SET TASK:
Write the records out again, precisely as they stand.

═══ WORKING DATA

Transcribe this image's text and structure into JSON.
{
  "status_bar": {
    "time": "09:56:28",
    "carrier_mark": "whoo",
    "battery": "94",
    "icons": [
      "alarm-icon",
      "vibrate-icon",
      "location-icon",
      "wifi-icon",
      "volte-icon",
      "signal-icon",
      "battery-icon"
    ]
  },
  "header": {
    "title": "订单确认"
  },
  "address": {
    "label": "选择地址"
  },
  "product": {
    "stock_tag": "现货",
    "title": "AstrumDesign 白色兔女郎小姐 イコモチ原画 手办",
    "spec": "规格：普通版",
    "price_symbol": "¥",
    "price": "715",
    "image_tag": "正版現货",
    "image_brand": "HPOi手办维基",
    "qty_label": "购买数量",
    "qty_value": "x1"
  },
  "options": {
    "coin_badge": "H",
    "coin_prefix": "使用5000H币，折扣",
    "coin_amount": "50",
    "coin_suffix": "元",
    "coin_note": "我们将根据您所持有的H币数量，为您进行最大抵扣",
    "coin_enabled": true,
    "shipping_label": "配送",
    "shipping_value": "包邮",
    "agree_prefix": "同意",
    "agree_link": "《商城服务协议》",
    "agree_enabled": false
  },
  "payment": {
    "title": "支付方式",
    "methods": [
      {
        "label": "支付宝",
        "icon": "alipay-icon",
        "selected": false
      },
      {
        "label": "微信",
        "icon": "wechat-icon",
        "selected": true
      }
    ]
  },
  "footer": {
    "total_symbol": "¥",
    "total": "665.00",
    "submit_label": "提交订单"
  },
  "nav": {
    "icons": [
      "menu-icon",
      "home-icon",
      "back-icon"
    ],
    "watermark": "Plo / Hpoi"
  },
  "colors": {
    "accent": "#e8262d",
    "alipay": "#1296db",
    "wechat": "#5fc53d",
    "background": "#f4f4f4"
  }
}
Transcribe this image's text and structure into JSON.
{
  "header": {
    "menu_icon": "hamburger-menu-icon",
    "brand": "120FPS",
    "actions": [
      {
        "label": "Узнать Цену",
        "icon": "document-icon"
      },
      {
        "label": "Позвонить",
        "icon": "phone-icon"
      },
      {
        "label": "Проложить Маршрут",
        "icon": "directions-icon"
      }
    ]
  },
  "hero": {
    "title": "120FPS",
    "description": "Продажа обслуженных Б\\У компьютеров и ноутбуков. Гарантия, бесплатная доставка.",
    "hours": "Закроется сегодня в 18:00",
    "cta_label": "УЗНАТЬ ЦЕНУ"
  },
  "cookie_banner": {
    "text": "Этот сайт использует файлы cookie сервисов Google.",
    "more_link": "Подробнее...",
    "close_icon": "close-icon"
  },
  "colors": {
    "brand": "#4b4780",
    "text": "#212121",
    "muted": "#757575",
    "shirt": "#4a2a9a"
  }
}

══════

COMPLETE OUTPUT:
Transcribe this image's text and structure into JSON.
{
  "status_bar": {
    "time": "09:56:28",
    "carrier_mark": "whoo",
    "battery": "94",
    "icons": [
      "alarm-icon",
      "vibrate-icon",
      "location-icon",
      "wifi-icon",
      "volte-icon",
      "signal-icon",
      "battery-icon"
    ]
  },
  "header": {
    "title": "订单确认"
  },
  "address": {
    "label": "选择地址"
  },
  "product": {
    "stock_tag": "现货",
    "title": "AstrumDesign 白色兔女郎小姐 イコモチ原画 手办",
    "spec": "规格：普通版",
    "price_symbol": "¥",
    "price": "715",
    "image_tag": "正版現货",
    "image_brand": "HPOi手办维基",
    "qty_label": "购买数量",
    "qty_value": "x1"
  },
  "options": {
    "coin_badge": "H",
    "coin_prefix": "使用5000H币，折扣",
    "coin_amount": "50",
    "coin_suffix": "元",
    "coin_note": "我们将根据您所持有的H币数量，为您进行最大抵扣",
    "coin_enabled": true,
    "shipping_label": "配送",
    "shipping_value": "包邮",
    "agree_prefix": "同意",
    "agree_link": "《商城服务协议》",
    "agree_enabled": false
  },
  "payment": {
    "title": "支付方式",
    "methods": [
      {
        "label": "支付宝",
        "icon": "alipay-icon",
        "selected": false
      },
      {
        "label": "微信",
        "icon": "wechat-icon",
        "selected": true
      }
    ]
  },
  "footer": {
    "total_symbol": "¥",
    "total": "665.00",
    "submit_label": "提交订单"
  },
  "nav": {
    "icons": [
      "menu-icon",
      "home-icon",
      "back-icon"
    ],
    "watermark": "Plo / Hpoi"
  },
  "colors": {
    "accent": "#e8262d",
    "alipay": "#1296db",
    "wechat": "#5fc53d",
    "background": "#f4f4f4"
  }
}
Transcribe this image's text and structure into JSON.
{
  "header": {
    "menu_icon": "hamburger-menu-icon",
    "brand": "120FPS",
    "actions": [
      {
        "label": "Узнать Цену",
        "icon": "document-icon"
      },
      {
        "label": "Позвонить",
        "icon": "phone-icon"
      },
      {
        "label": "Проложить Маршрут",
        "icon": "directions-icon"
      }
    ]
  },
  "hero": {
    "title": "120FPS",
    "description": "Продажа обслуженных Б\\У компьютеров и ноутбуков. Гарантия, бесплатная доставка.",
    "hours": "Закроется сегодня в 18:00",
    "cta_label": "УЗНАТЬ ЦЕНУ"
  },
  "cookie_banner": {
    "text": "Этот сайт использует файлы cookie сервисов Google.",
    "more_link": "Подробнее...",
    "close_icon": "close-icon"
  },
  "colors": {
    "brand": "#4b4780",
    "text": "#212121",
    "muted": "#757575",
    "shirt": "#4a2a9a"
  }
}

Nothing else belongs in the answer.